• [Requirements] Copy out the listing that follows, exactly, without its pictures.

Records:
──────

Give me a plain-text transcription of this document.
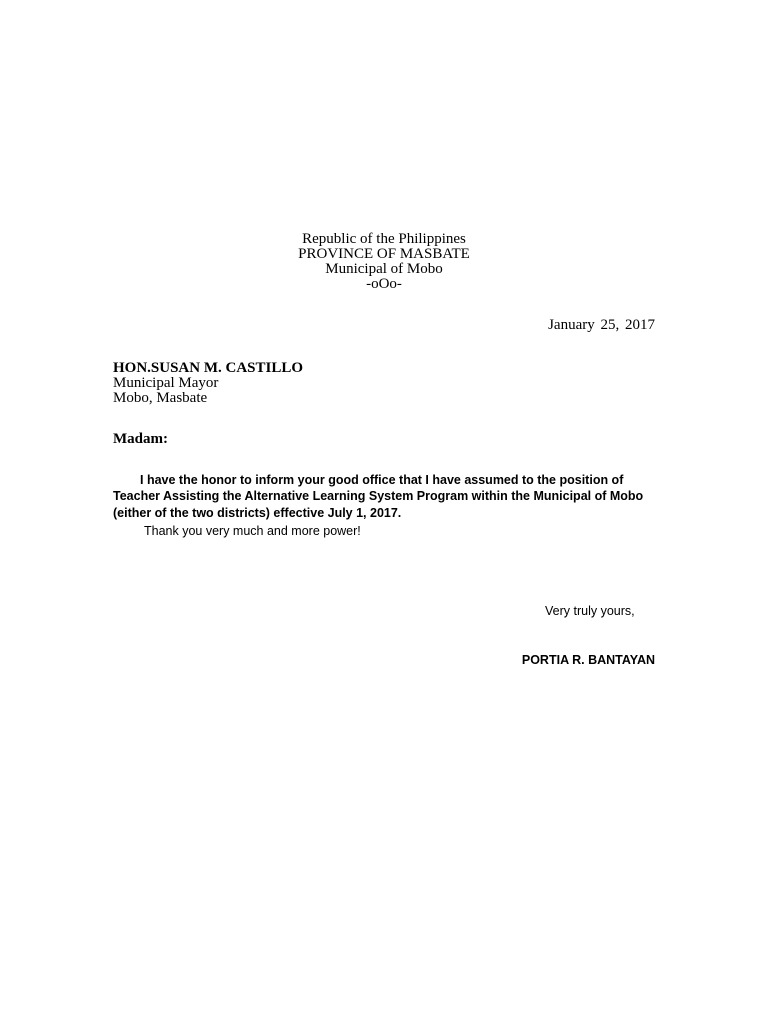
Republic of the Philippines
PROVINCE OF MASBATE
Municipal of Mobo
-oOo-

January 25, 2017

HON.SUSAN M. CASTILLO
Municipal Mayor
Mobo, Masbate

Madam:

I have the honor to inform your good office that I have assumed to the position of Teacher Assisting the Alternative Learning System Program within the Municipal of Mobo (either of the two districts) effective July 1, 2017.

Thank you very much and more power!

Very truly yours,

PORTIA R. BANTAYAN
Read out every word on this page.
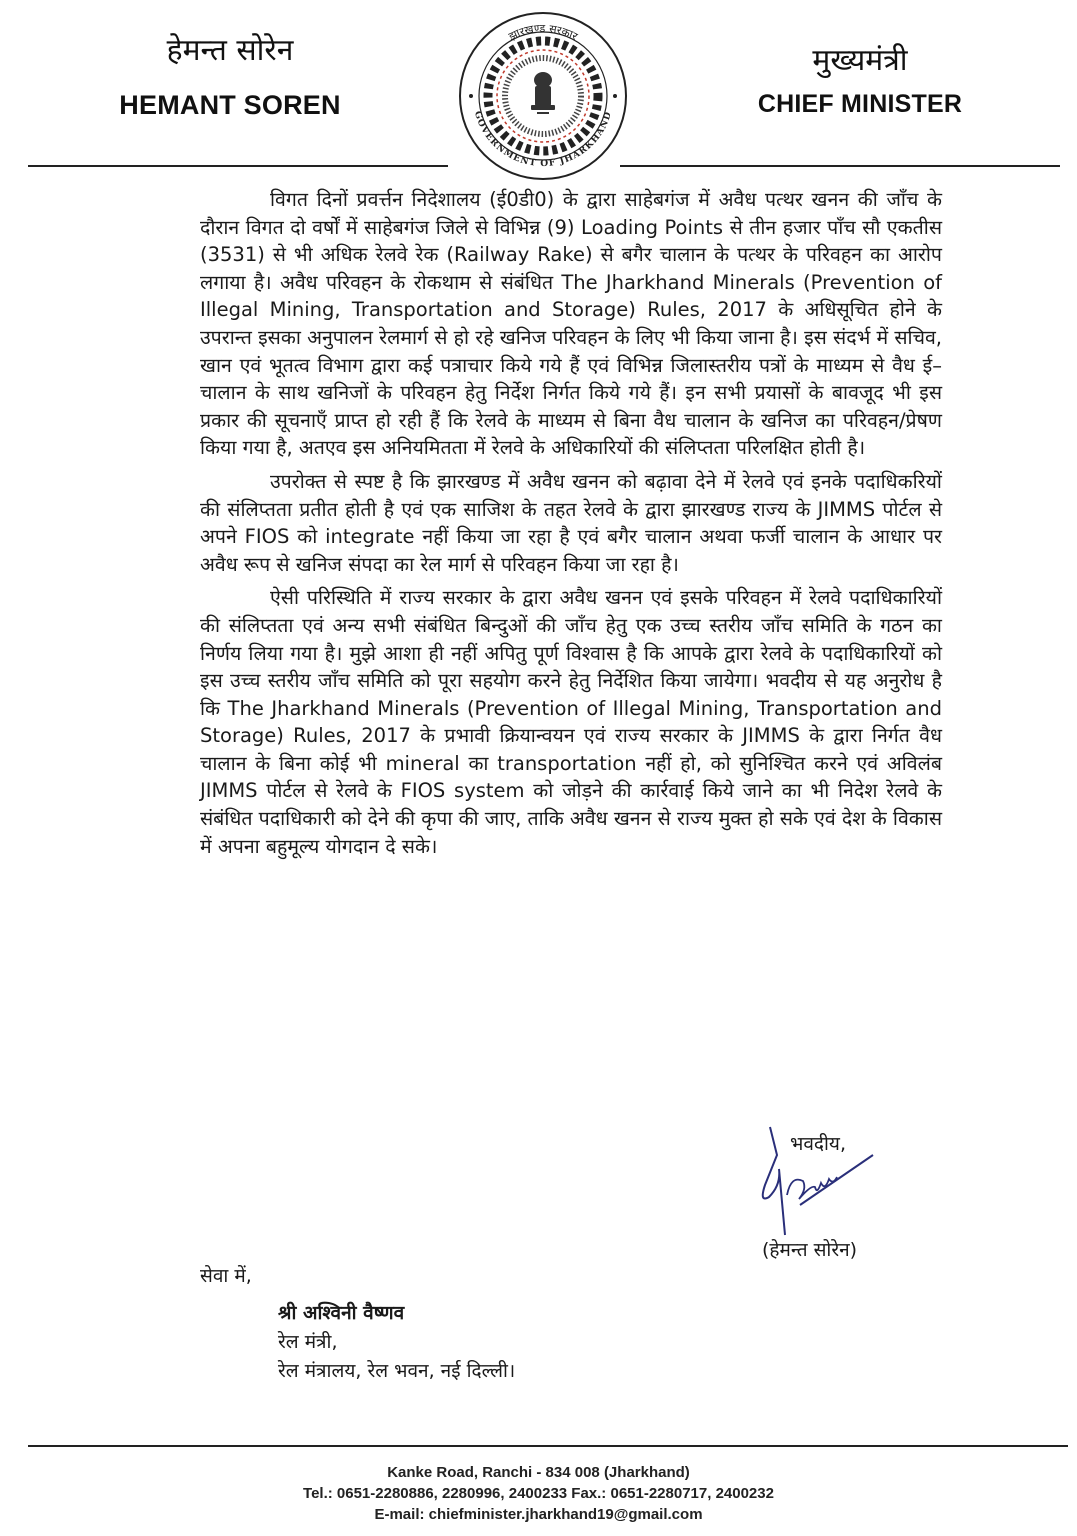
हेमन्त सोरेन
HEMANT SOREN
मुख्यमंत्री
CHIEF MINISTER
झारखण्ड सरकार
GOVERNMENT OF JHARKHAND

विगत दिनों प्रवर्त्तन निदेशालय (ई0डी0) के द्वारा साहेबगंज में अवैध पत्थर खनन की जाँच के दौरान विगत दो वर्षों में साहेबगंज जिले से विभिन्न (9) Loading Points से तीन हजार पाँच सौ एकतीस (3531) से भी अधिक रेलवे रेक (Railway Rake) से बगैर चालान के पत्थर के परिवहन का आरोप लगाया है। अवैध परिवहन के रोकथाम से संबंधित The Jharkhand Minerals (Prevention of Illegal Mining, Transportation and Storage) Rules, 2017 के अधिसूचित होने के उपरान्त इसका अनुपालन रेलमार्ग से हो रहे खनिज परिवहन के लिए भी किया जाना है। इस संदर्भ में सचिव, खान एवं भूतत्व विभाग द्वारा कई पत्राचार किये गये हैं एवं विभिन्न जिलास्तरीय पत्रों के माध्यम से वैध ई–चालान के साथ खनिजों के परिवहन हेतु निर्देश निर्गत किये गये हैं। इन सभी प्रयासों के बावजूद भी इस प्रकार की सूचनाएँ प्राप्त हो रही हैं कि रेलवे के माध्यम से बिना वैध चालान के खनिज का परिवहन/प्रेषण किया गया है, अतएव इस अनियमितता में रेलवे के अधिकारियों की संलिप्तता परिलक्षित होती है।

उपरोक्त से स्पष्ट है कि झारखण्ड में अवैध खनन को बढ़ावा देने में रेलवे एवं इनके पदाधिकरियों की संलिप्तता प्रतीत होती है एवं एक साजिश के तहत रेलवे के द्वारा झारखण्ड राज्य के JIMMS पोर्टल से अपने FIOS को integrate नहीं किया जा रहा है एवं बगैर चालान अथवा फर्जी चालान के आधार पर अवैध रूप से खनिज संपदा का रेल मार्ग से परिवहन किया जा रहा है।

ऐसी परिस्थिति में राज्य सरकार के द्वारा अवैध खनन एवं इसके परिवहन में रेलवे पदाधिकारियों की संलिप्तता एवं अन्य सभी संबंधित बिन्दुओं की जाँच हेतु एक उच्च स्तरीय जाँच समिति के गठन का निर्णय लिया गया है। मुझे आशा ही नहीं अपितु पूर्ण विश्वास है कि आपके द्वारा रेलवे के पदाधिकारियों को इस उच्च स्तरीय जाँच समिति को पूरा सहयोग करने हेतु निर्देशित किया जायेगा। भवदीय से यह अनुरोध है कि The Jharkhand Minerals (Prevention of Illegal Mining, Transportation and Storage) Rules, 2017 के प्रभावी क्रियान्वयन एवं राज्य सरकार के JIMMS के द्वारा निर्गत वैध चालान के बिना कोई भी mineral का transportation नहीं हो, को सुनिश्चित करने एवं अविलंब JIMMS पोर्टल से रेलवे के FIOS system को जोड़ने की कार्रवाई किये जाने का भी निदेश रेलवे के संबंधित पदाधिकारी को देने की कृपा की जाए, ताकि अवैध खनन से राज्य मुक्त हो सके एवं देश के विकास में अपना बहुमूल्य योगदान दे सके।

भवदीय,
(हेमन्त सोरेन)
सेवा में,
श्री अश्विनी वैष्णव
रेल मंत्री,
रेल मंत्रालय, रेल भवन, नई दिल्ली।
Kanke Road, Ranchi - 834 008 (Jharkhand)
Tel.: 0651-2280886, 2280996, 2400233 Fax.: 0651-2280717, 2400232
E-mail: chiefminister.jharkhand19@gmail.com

──────

• [Reply to the exercise]
Give me a plain-text transcription of this document.
Republic of the Philippines
PROVINCE OF MASBATE
Municipal of Mobo
-oOo-

January 25, 2017

HON.SUSAN M. CASTILLO
Municipal Mayor
Mobo, Masbate

Madam:

I have the honor to inform your good office that I have assumed to the position of Teacher Assisting the Alternative Learning System Program within the Municipal of Mobo (either of the two districts) effective July 1, 2017.

Thank you very much and more power!

Very truly yours,

PORTIA R. BANTAYAN
Read out every word on this page.
हेमन्त सोरेन
HEMANT SOREN
मुख्यमंत्री
CHIEF MINISTER
झारखण्ड सरकार
GOVERNMENT OF JHARKHAND

विगत दिनों प्रवर्त्तन निदेशालय (ई0डी0) के द्वारा साहेबगंज में अवैध पत्थर खनन की जाँच के दौरान विगत दो वर्षों में साहेबगंज जिले से विभिन्न (9) Loading Points से तीन हजार पाँच सौ एकतीस (3531) से भी अधिक रेलवे रेक (Railway Rake) से बगैर चालान के पत्थर के परिवहन का आरोप लगाया है। अवैध परिवहन के रोकथाम से संबंधित The Jharkhand Minerals (Prevention of Illegal Mining, Transportation and Storage) Rules, 2017 के अधिसूचित होने के उपरान्त इसका अनुपालन रेलमार्ग से हो रहे खनिज परिवहन के लिए भी किया जाना है। इस संदर्भ में सचिव, खान एवं भूतत्व विभाग द्वारा कई पत्राचार किये गये हैं एवं विभिन्न जिलास्तरीय पत्रों के माध्यम से वैध ई–चालान के साथ खनिजों के परिवहन हेतु निर्देश निर्गत किये गये हैं। इन सभी प्रयासों के बावजूद भी इस प्रकार की सूचनाएँ प्राप्त हो रही हैं कि रेलवे के माध्यम से बिना वैध चालान के खनिज का परिवहन/प्रेषण किया गया है, अतएव इस अनियमितता में रेलवे के अधिकारियों की संलिप्तता परिलक्षित होती है।

उपरोक्त से स्पष्ट है कि झारखण्ड में अवैध खनन को बढ़ावा देने में रेलवे एवं इनके पदाधिकरियों की संलिप्तता प्रतीत होती है एवं एक साजिश के तहत रेलवे के द्वारा झारखण्ड राज्य के JIMMS पोर्टल से अपने FIOS को integrate नहीं किया जा रहा है एवं बगैर चालान अथवा फर्जी चालान के आधार पर अवैध रूप से खनिज संपदा का रेल मार्ग से परिवहन किया जा रहा है।

ऐसी परिस्थिति में राज्य सरकार के द्वारा अवैध खनन एवं इसके परिवहन में रेलवे पदाधिकारियों की संलिप्तता एवं अन्य सभी संबंधित बिन्दुओं की जाँच हेतु एक उच्च स्तरीय जाँच समिति के गठन का निर्णय लिया गया है। मुझे आशा ही नहीं अपितु पूर्ण विश्वास है कि आपके द्वारा रेलवे के पदाधिकारियों को इस उच्च स्तरीय जाँच समिति को पूरा सहयोग करने हेतु निर्देशित किया जायेगा। भवदीय से यह अनुरोध है कि The Jharkhand Minerals (Prevention of Illegal Mining, Transportation and Storage) Rules, 2017 के प्रभावी क्रियान्वयन एवं राज्य सरकार के JIMMS के द्वारा निर्गत वैध चालान के बिना कोई भी mineral का transportation नहीं हो, को सुनिश्चित करने एवं अविलंब JIMMS पोर्टल से रेलवे के FIOS system को जोड़ने की कार्रवाई किये जाने का भी निदेश रेलवे के संबंधित पदाधिकारी को देने की कृपा की जाए, ताकि अवैध खनन से राज्य मुक्त हो सके एवं देश के विकास में अपना बहुमूल्य योगदान दे सके।

भवदीय,
(हेमन्त सोरेन)
सेवा में,
श्री अश्विनी वैष्णव
रेल मंत्री,
रेल मंत्रालय, रेल भवन, नई दिल्ली।
Kanke Road, Ranchi - 834 008 (Jharkhand)
Tel.: 0651-2280886, 2280996, 2400233 Fax.: 0651-2280717, 2400232
E-mail: chiefminister.jharkhand19@gmail.com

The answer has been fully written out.